(Records)
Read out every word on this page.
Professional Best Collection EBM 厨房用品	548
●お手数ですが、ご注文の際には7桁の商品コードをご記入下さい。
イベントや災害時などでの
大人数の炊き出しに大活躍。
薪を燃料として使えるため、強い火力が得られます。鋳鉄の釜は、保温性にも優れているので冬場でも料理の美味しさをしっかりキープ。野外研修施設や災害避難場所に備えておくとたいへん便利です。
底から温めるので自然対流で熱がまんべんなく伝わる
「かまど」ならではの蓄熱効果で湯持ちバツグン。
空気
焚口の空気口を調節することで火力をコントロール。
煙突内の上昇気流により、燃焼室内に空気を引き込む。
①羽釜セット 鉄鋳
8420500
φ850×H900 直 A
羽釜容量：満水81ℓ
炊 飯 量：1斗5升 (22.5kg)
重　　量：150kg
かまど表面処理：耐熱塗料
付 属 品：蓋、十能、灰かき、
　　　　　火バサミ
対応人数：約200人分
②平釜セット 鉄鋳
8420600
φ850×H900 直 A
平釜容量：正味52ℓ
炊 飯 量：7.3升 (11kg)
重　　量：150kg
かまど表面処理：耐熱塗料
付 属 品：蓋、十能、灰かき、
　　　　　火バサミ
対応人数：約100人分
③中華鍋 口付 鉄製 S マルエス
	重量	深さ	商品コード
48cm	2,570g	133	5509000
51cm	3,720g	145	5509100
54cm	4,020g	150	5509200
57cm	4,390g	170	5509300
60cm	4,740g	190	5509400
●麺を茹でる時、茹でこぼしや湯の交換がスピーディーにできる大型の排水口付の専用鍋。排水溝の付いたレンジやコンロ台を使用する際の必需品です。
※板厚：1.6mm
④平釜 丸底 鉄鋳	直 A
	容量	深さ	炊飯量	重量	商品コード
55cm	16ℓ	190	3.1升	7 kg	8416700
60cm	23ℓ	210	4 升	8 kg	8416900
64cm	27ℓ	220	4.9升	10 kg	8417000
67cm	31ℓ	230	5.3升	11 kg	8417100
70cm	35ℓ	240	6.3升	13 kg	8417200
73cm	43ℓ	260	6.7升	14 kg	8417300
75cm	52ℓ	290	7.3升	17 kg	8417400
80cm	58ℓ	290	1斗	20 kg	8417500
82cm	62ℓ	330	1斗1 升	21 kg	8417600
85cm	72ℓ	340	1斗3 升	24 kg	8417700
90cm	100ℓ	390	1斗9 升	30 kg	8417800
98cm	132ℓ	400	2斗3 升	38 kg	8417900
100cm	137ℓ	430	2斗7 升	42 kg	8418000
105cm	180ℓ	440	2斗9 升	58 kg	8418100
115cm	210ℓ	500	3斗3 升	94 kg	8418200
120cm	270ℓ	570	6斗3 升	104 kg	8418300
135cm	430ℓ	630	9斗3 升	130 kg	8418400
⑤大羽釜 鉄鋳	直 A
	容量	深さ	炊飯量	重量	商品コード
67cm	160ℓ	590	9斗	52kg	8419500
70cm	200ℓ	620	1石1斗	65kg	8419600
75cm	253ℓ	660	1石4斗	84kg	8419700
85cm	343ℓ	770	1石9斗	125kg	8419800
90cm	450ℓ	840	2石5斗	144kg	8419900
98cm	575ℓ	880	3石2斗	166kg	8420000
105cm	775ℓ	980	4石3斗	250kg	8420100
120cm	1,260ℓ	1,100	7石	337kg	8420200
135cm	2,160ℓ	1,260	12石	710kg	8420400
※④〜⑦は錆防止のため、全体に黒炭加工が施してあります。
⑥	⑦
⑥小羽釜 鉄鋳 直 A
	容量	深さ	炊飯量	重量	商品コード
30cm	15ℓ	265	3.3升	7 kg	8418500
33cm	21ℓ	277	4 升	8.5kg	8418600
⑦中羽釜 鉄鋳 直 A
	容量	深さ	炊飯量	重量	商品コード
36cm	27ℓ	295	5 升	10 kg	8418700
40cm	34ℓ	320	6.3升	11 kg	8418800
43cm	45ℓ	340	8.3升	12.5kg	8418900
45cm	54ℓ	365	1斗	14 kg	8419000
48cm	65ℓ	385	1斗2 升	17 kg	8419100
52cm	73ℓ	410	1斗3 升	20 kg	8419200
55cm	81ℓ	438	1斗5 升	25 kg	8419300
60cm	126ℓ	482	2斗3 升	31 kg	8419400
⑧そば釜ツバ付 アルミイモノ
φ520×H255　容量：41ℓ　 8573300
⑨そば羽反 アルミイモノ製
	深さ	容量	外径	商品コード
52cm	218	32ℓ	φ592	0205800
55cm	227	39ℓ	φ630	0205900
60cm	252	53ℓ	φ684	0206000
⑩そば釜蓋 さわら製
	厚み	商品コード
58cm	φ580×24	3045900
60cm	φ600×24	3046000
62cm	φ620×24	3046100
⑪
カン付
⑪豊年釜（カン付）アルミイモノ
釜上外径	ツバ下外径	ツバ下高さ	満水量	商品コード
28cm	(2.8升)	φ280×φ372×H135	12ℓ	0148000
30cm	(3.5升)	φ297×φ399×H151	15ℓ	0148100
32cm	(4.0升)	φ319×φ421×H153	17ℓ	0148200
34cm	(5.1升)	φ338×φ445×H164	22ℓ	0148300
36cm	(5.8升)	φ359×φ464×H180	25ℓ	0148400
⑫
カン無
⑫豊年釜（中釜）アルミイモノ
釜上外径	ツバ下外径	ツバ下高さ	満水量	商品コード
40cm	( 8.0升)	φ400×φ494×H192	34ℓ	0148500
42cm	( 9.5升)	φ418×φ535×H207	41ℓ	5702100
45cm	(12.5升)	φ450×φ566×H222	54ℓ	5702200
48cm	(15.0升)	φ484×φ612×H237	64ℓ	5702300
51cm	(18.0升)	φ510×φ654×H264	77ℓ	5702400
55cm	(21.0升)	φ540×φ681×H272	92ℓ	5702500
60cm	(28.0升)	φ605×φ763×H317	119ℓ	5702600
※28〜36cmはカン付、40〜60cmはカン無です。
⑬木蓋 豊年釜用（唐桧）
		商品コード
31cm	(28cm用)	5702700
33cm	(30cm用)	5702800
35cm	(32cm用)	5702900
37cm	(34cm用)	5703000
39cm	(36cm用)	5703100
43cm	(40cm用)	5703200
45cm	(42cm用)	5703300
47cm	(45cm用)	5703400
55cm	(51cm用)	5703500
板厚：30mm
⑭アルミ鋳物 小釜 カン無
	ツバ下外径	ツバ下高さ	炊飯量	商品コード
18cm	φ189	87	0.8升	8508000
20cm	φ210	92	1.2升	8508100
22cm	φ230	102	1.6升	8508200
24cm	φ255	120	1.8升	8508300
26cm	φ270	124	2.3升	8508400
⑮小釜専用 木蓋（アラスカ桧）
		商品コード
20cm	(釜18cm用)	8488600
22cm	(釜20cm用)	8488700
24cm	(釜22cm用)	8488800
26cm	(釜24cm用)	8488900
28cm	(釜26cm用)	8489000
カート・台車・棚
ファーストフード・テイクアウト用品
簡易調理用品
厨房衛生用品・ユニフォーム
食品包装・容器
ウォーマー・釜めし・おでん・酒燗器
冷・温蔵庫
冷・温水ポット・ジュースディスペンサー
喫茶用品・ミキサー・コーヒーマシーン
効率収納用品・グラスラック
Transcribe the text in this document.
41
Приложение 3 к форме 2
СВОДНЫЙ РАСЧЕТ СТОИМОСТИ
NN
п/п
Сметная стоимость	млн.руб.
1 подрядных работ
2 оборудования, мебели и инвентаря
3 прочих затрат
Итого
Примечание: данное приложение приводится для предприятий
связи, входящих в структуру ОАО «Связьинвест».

__TASK TO COMPLETE__: Only the lines from the one containing "Transcribe the text in this document." to the end of the data should be printed, exactly as they stand.

__RESPONSE TO THE EXERCISE__:
Transcribe the text in this document.
41
Приложение 3 к форме 2
СВОДНЫЙ РАСЧЕТ СТОИМОСТИ
NN
п/п
Сметная стоимость	млн.руб.
1 подрядных работ
2 оборудования, мебели и инвентаря
3 прочих затрат
Итого
Примечание: данное приложение приводится для предприятий
связи, входящих в структуру ОАО «Связьинвест».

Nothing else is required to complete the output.